**Aim:**
Work through the data line by line, gathering every line that has the word "системе".
<<<<
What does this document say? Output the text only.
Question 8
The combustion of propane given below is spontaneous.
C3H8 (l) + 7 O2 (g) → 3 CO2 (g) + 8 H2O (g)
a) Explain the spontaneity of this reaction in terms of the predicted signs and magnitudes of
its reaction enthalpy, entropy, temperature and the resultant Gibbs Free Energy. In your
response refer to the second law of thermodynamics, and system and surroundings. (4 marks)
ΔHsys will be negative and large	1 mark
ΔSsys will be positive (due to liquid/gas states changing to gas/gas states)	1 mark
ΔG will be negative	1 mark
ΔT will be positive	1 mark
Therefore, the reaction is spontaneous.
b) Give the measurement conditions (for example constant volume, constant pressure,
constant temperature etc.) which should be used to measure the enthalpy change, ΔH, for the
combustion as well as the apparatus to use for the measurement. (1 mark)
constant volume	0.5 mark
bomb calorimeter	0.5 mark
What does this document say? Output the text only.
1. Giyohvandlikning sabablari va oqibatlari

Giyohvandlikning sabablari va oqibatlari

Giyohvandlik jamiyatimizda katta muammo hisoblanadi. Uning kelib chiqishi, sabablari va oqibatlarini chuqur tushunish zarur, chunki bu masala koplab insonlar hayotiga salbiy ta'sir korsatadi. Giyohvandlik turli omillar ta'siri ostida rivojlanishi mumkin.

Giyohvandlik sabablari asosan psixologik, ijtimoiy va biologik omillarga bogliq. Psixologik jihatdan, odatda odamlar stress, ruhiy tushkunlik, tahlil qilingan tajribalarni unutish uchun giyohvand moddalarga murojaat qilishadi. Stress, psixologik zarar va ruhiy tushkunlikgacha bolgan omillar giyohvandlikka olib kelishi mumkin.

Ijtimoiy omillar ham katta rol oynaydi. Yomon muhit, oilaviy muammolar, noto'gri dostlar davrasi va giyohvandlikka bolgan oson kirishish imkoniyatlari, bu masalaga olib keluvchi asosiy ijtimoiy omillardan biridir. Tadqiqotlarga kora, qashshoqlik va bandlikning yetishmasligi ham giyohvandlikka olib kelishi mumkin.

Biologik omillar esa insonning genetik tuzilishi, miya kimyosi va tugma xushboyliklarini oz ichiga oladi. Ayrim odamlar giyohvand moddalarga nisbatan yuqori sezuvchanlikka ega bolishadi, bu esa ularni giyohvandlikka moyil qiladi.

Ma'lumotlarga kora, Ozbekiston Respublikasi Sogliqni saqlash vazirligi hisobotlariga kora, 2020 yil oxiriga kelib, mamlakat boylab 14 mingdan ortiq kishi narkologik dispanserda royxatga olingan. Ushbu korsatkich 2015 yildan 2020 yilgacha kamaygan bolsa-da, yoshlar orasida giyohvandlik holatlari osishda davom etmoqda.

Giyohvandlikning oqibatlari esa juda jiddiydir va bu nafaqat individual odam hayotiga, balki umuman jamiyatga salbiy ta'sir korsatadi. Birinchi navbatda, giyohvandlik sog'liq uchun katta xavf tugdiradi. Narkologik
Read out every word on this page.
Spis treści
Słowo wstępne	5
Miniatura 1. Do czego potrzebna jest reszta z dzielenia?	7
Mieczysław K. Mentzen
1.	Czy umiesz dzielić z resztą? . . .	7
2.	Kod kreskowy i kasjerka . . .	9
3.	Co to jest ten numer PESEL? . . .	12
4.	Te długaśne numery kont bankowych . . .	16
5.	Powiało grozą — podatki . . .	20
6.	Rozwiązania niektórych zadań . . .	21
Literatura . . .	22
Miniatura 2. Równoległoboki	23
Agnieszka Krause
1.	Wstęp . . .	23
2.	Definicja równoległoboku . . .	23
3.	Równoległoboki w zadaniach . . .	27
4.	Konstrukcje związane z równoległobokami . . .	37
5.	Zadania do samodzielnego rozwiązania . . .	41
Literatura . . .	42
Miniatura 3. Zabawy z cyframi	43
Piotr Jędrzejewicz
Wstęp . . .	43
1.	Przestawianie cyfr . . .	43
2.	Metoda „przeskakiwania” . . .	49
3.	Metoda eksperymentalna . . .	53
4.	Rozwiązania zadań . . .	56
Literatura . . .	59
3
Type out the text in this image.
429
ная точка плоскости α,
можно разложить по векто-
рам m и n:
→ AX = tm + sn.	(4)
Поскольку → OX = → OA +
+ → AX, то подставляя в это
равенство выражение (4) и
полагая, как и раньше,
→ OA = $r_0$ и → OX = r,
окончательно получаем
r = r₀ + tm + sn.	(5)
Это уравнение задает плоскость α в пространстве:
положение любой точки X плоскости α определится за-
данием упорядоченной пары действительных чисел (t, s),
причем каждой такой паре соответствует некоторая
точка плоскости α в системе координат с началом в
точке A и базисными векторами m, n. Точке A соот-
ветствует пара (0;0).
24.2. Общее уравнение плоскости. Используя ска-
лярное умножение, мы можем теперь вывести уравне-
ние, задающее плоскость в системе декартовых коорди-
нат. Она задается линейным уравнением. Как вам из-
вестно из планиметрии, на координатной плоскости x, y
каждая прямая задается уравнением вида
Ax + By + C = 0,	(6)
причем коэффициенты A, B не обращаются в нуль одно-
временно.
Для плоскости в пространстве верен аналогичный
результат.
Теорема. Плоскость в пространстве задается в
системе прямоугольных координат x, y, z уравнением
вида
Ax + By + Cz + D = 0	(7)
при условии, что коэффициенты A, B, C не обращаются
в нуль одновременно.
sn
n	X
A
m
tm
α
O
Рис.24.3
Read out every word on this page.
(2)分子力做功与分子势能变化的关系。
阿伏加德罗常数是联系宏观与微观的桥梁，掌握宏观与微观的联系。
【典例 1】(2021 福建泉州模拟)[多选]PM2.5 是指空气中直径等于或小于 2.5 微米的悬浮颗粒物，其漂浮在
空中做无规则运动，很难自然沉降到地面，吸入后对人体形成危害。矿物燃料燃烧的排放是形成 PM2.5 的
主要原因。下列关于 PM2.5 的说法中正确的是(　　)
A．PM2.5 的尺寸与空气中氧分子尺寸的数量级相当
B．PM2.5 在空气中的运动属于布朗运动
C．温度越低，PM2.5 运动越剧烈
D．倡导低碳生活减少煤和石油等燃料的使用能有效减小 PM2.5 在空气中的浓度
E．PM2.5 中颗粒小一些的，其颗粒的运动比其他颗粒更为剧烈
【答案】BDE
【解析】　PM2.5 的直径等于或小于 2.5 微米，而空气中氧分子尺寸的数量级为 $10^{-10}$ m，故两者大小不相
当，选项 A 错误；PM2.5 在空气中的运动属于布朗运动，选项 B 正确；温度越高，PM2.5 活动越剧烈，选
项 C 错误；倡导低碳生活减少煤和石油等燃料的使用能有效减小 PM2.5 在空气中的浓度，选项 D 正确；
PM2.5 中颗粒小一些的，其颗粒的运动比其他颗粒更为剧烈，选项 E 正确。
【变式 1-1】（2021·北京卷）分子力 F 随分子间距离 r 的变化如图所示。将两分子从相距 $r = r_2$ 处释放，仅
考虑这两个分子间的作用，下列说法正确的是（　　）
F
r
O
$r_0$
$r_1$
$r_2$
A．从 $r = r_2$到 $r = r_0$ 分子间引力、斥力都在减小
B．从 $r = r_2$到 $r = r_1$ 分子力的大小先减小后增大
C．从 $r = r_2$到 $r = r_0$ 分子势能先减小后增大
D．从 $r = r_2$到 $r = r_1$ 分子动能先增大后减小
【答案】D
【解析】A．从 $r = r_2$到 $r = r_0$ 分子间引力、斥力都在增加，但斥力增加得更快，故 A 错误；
>>>>
**Result for this exercise:**
точка плоскости α в системе координат с началом в
ние, задающее плоскость в системе декартовых коорди-
системе прямоугольных координат x, y, z уравнением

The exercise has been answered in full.